■ WRITTEN PROBLEM
Copy the data exactly as it appears, and do not include any pictures.

[Saved entries]
▼
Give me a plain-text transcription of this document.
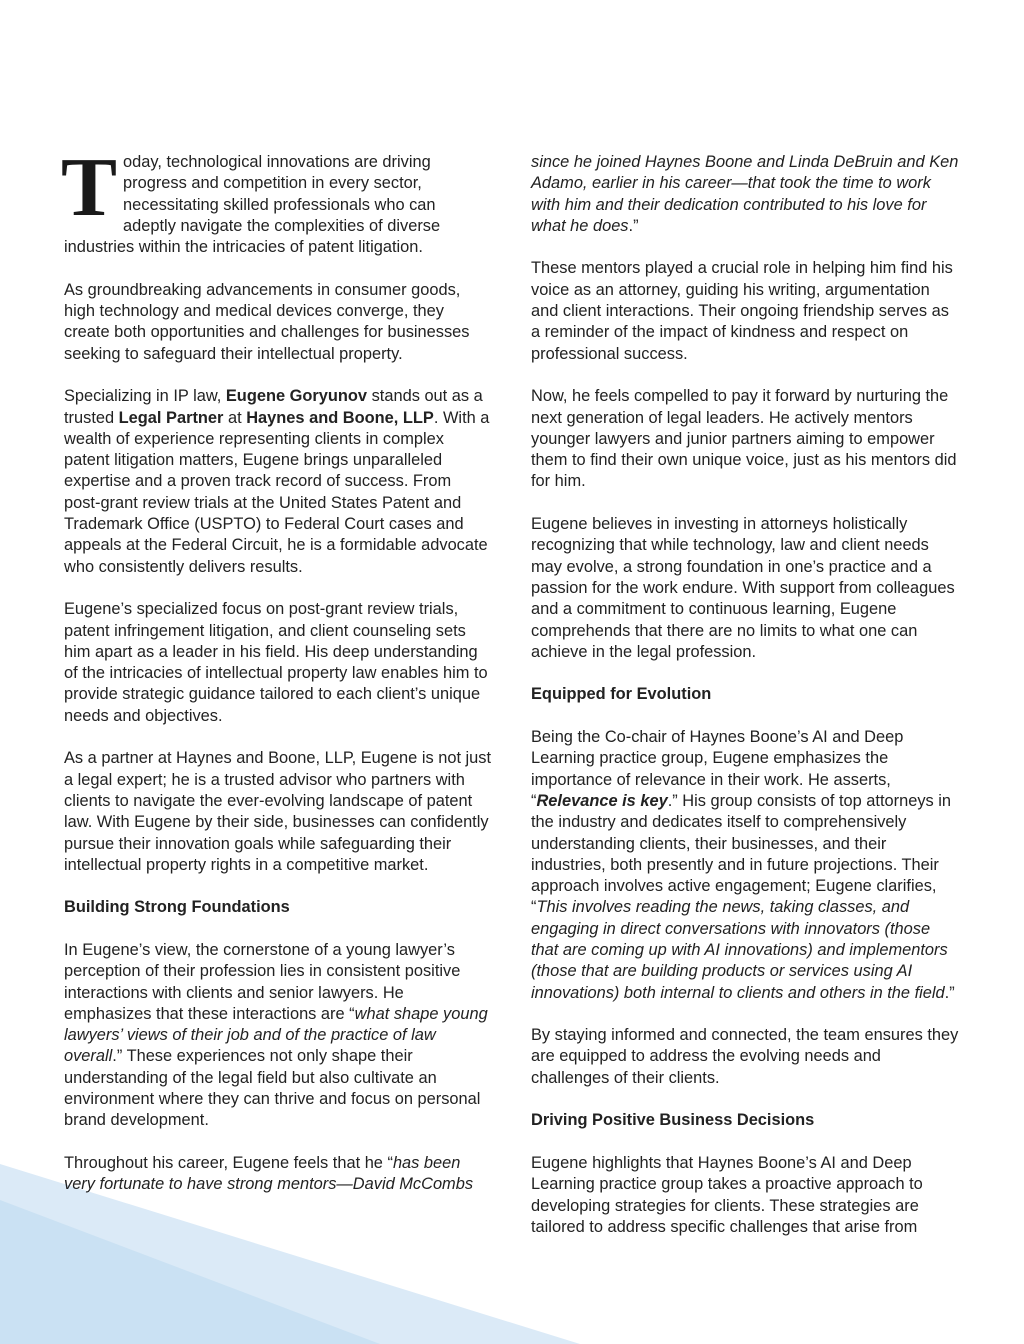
Today, technological innovations are driving progress and competition in every sector, necessitating skilled professionals who can adeptly navigate the complexities of diverse industries within the intricacies of patent litigation.

As groundbreaking advancements in consumer goods, high technology and medical devices converge, they create both opportunities and challenges for businesses seeking to safeguard their intellectual property.

Specializing in IP law, Eugene Goryunov stands out as a trusted Legal Partner at Haynes and Boone, LLP. With a wealth of experience representing clients in complex patent litigation matters, Eugene brings unparalleled expertise and a proven track record of success. From post-grant review trials at the United States Patent and Trademark Office (USPTO) to Federal Court cases and appeals at the Federal Circuit, he is a formidable advocate who consistently delivers results.

Eugene’s specialized focus on post-grant review trials, patent infringement litigation, and client counseling sets him apart as a leader in his field. His deep understanding of the intricacies of intellectual property law enables him to provide strategic guidance tailored to each client’s unique needs and objectives.

As a partner at Haynes and Boone, LLP, Eugene is not just a legal expert; he is a trusted advisor who partners with clients to navigate the ever-evolving landscape of patent law. With Eugene by their side, businesses can confidently pursue their innovation goals while safeguarding their intellectual property rights in a competitive market.

Building Strong Foundations

In Eugene’s view, the cornerstone of a young lawyer’s perception of their profession lies in consistent positive interactions with clients and senior lawyers. He emphasizes that these interactions are “what shape young lawyers’ views of their job and of the practice of law overall.” These experiences not only shape their understanding of the legal field but also cultivate an environment where they can thrive and focus on personal brand development.

Throughout his career, Eugene feels that he “has been very fortunate to have strong mentors—David McCombs

since he joined Haynes Boone and Linda DeBruin and Ken Adamo, earlier in his career—that took the time to work with him and their dedication contributed to his love for what he does.”

These mentors played a crucial role in helping him find his voice as an attorney, guiding his writing, argumentation and client interactions. Their ongoing friendship serves as a reminder of the impact of kindness and respect on professional success.

Now, he feels compelled to pay it forward by nurturing the next generation of legal leaders. He actively mentors younger lawyers and junior partners aiming to empower them to find their own unique voice, just as his mentors did for him.

Eugene believes in investing in attorneys holistically recognizing that while technology, law and client needs may evolve, a strong foundation in one’s practice and a passion for the work endure. With support from colleagues and a commitment to continuous learning, Eugene comprehends that there are no limits to what one can achieve in the legal profession.

Equipped for Evolution

Being the Co-chair of Haynes Boone’s AI and Deep Learning practice group, Eugene emphasizes the importance of relevance in their work. He asserts, “Relevance is key.” His group consists of top attorneys in the industry and dedicates itself to comprehensively understanding clients, their businesses, and their industries, both presently and in future projections. Their approach involves active engagement; Eugene clarifies, “This involves reading the news, taking classes, and engaging in direct conversations with innovators (those that are coming up with AI innovations) and implementors (those that are building products or services using AI innovations) both internal to clients and others in the field.”

By staying informed and connected, the team ensures they are equipped to address the evolving needs and challenges of their clients.

Driving Positive Business Decisions

Eugene highlights that Haynes Boone’s AI and Deep Learning practice group takes a proactive approach to developing strategies for clients. These strategies are tailored to address specific challenges that arise from
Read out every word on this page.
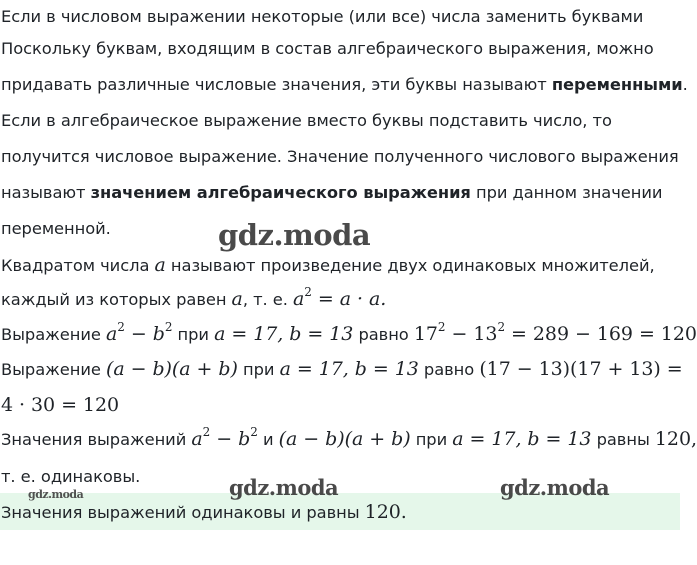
Если в числовом выражении некоторые (или все) числа заменить буквами
Поскольку буквам, входящим в состав алгебраического выражения, можно
придавать различные числовые значения, эти буквы называют переменными.
Если в алгебраическое выражение вместо буквы подставить число, то
получится числовое выражение. Значение полученного числового выражения
называют значением алгебраического выражения при данном значении
переменной.
Квадратом числа a называют произведение двух одинаковых множителей,
каждый из которых равен a, т. е. $a^2 = a \cdot a$.
Выражение $a^2 - b^2$ при a = 17, b = 13 равно $17^2 - 13^2 = 289 - 169 = 120$
Выражение (a − b)(a + b) при a = 17, b = 13 равно (17 − 13)(17 + 13) =
4 · 30 = 120
Значения выражений $a^2 - b^2$ и (a − b)(a + b) при a = 17, b = 13 равны 120,
т. е. одинаковы.
Значения выражений одинаковы и равны 120.
gdz.moda
gdz.moda	gdz.moda
gdz.moda
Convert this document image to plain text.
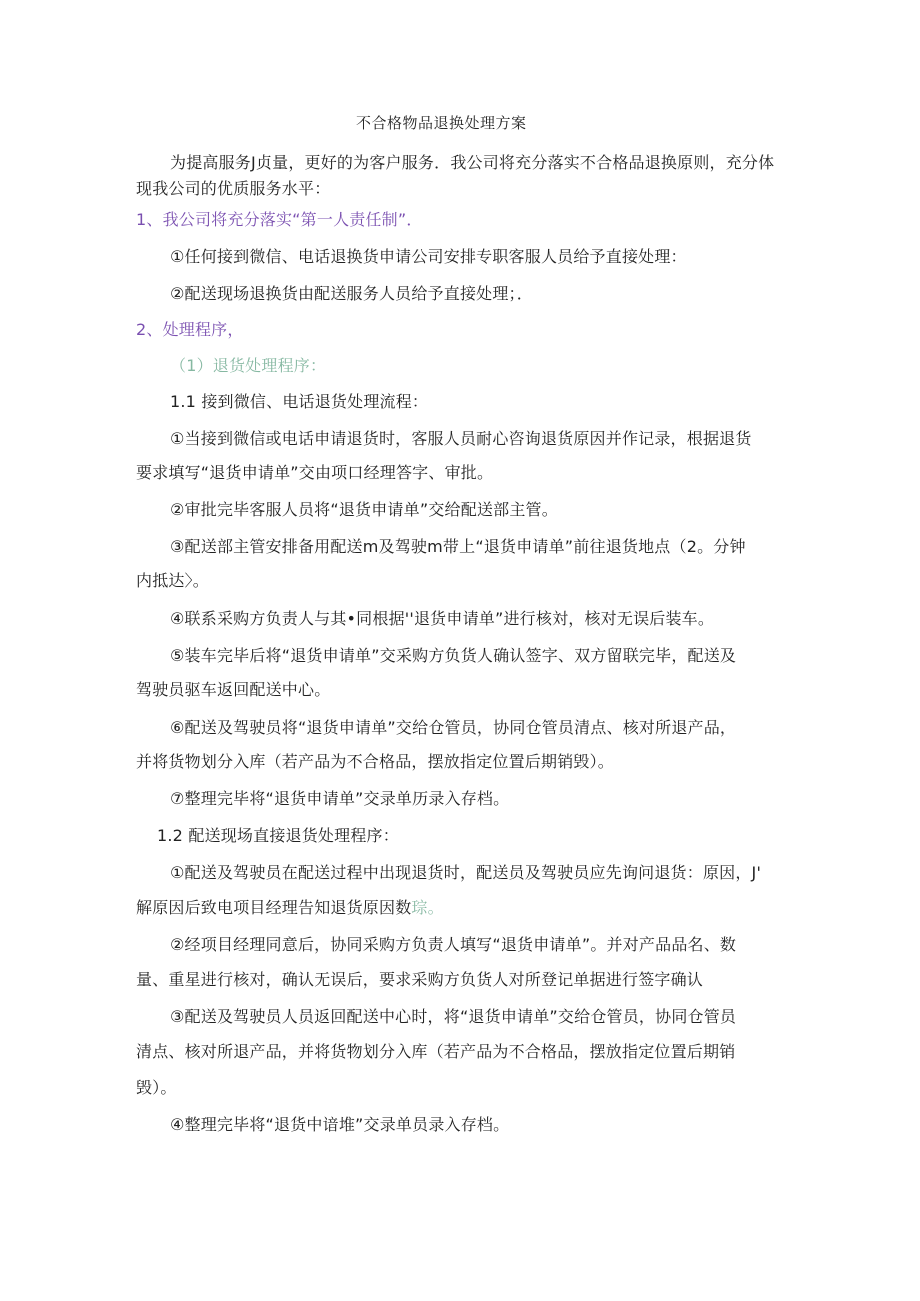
不合格物品退换处理方案

为提高服务J贞量，更好的为客户服务．我公司将充分落实不合格品退换原则，充分体

现我公司的优质服务水平：

1、我公司将充分落实“第一人责任制”．

①任何接到微信、电话退换货申请公司安排专职客服人员给予直接处理：

②配送现场退换货由配送服务人员给予直接处理；．

2、处理程序，

（1）退货处理程序：

1.1 接到微信、电话退货处理流程：

①当接到微信或电话申请退货时，客服人员耐心咨询退货原因并作记录，根据退货

要求填写“退货申请单”交由项口经理答字、审批。

②审批完毕客服人员将“退货申请单”交给配送部主管。

③配送部主管安排备用配送m及驾驶m带上“退货申请单”前往退货地点（2。分钟

内抵达〉。

④联系采购方负责人与其•同根据''退货申请单”进行核対，核对无误后装车。

⑤装车完毕后将“退货申请单”交采购方负货人确认签字、双方留联完毕，配送及

驾驶员驱车返回配送中心。

⑥配送及驾驶员将“退货申请单”交给仓管员，协同仓管员清点、核对所退产品，

并将货物划分入库（若产品为不合格品，摆放指定位置后期销毁）。

⑦整理完毕将“退货申请单”交录单历录入存档。

1.2 配送现场直接退货处理程序：

①配送及驾驶员在配送过程中出现退货时，配送员及驾驶员应先询问退货：原因，J'

解原因后致电项目经理告知退货原因数琮。

②经项目经理同意后，协同采购方负责人填写“退货申请单”。并对产品品名、数

量、重星进行核对，确认无误后，要求采购方负货人对所登记单据进行签字确认

③配送及驾驶员人员返回配送中心时，将“退货申请单”交给仓管员，协同仓管员

清点、核对所退产品，并将货物划分入库（若产品为不合格品，摆放指定位置后期销

毁）。

④整理完毕将“退货中谙堆”交录单员录入存档。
▲
■ ANSWER IN FULL
Give me a plain-text transcription of this document.
Today, technological innovations are driving progress and competition in every sector, necessitating skilled professionals who can adeptly navigate the complexities of diverse industries within the intricacies of patent litigation.

As groundbreaking advancements in consumer goods, high technology and medical devices converge, they create both opportunities and challenges for businesses seeking to safeguard their intellectual property.

Specializing in IP law, Eugene Goryunov stands out as a trusted Legal Partner at Haynes and Boone, LLP. With a wealth of experience representing clients in complex patent litigation matters, Eugene brings unparalleled expertise and a proven track record of success. From post-grant review trials at the United States Patent and Trademark Office (USPTO) to Federal Court cases and appeals at the Federal Circuit, he is a formidable advocate who consistently delivers results.

Eugene’s specialized focus on post-grant review trials, patent infringement litigation, and client counseling sets him apart as a leader in his field. His deep understanding of the intricacies of intellectual property law enables him to provide strategic guidance tailored to each client’s unique needs and objectives.

As a partner at Haynes and Boone, LLP, Eugene is not just a legal expert; he is a trusted advisor who partners with clients to navigate the ever-evolving landscape of patent law. With Eugene by their side, businesses can confidently pursue their innovation goals while safeguarding their intellectual property rights in a competitive market.

Building Strong Foundations

In Eugene’s view, the cornerstone of a young lawyer’s perception of their profession lies in consistent positive interactions with clients and senior lawyers. He emphasizes that these interactions are “what shape young lawyers’ views of their job and of the practice of law overall.” These experiences not only shape their understanding of the legal field but also cultivate an environment where they can thrive and focus on personal brand development.

Throughout his career, Eugene feels that he “has been very fortunate to have strong mentors—David McCombs

since he joined Haynes Boone and Linda DeBruin and Ken Adamo, earlier in his career—that took the time to work with him and their dedication contributed to his love for what he does.”

These mentors played a crucial role in helping him find his voice as an attorney, guiding his writing, argumentation and client interactions. Their ongoing friendship serves as a reminder of the impact of kindness and respect on professional success.

Now, he feels compelled to pay it forward by nurturing the next generation of legal leaders. He actively mentors younger lawyers and junior partners aiming to empower them to find their own unique voice, just as his mentors did for him.

Eugene believes in investing in attorneys holistically recognizing that while technology, law and client needs may evolve, a strong foundation in one’s practice and a passion for the work endure. With support from colleagues and a commitment to continuous learning, Eugene comprehends that there are no limits to what one can achieve in the legal profession.

Equipped for Evolution

Being the Co-chair of Haynes Boone’s AI and Deep Learning practice group, Eugene emphasizes the importance of relevance in their work. He asserts, “Relevance is key.” His group consists of top attorneys in the industry and dedicates itself to comprehensively understanding clients, their businesses, and their industries, both presently and in future projections. Their approach involves active engagement; Eugene clarifies, “This involves reading the news, taking classes, and engaging in direct conversations with innovators (those that are coming up with AI innovations) and implementors (those that are building products or services using AI innovations) both internal to clients and others in the field.”

By staying informed and connected, the team ensures they are equipped to address the evolving needs and challenges of their clients.

Driving Positive Business Decisions

Eugene highlights that Haynes Boone’s AI and Deep Learning practice group takes a proactive approach to developing strategies for clients. These strategies are tailored to address specific challenges that arise from
Read out every word on this page.
Если в числовом выражении некоторые (или все) числа заменить буквами
Поскольку буквам, входящим в состав алгебраического выражения, можно
придавать различные числовые значения, эти буквы называют переменными.
Если в алгебраическое выражение вместо буквы подставить число, то
получится числовое выражение. Значение полученного числового выражения
называют значением алгебраического выражения при данном значении
переменной.
Квадратом числа a называют произведение двух одинаковых множителей,
каждый из которых равен a, т. е. $a^2 = a \cdot a$.
Выражение $a^2 - b^2$ при a = 17, b = 13 равно $17^2 - 13^2 = 289 - 169 = 120$
Выражение (a − b)(a + b) при a = 17, b = 13 равно (17 − 13)(17 + 13) =
4 · 30 = 120
Значения выражений $a^2 - b^2$ и (a − b)(a + b) при a = 17, b = 13 равны 120,
т. е. одинаковы.
Значения выражений одинаковы и равны 120.
gdz.moda
gdz.moda	gdz.moda
gdz.moda
Convert this document image to plain text.
不合格物品退换处理方案

为提高服务J贞量，更好的为客户服务．我公司将充分落实不合格品退换原则，充分体

现我公司的优质服务水平：

1、我公司将充分落实“第一人责任制”．

①任何接到微信、电话退换货申请公司安排专职客服人员给予直接处理：

②配送现场退换货由配送服务人员给予直接处理；．

2、处理程序，

（1）退货处理程序：

1.1 接到微信、电话退货处理流程：

①当接到微信或电话申请退货时，客服人员耐心咨询退货原因并作记录，根据退货

要求填写“退货申请单”交由项口经理答字、审批。

②审批完毕客服人员将“退货申请单”交给配送部主管。

③配送部主管安排备用配送m及驾驶m带上“退货申请单”前往退货地点（2。分钟

内抵达〉。

④联系采购方负责人与其•同根据''退货申请单”进行核対，核对无误后装车。

⑤装车完毕后将“退货申请单”交采购方负货人确认签字、双方留联完毕，配送及

驾驶员驱车返回配送中心。

⑥配送及驾驶员将“退货申请单”交给仓管员，协同仓管员清点、核对所退产品，

并将货物划分入库（若产品为不合格品，摆放指定位置后期销毁）。

⑦整理完毕将“退货申请单”交录单历录入存档。

1.2 配送现场直接退货处理程序：

①配送及驾驶员在配送过程中出现退货时，配送员及驾驶员应先询问退货：原因，J'

解原因后致电项目经理告知退货原因数琮。

②经项目经理同意后，协同采购方负责人填写“退货申请单”。并对产品品名、数

量、重星进行核对，确认无误后，要求采购方负货人对所登记单据进行签字确认

③配送及驾驶员人员返回配送中心时，将“退货申请单”交给仓管员，协同仓管员

清点、核对所退产品，并将货物划分入库（若产品为不合格品，摆放指定位置后期销

毁）。

④整理完毕将“退货中谙堆”交录单员录入存档。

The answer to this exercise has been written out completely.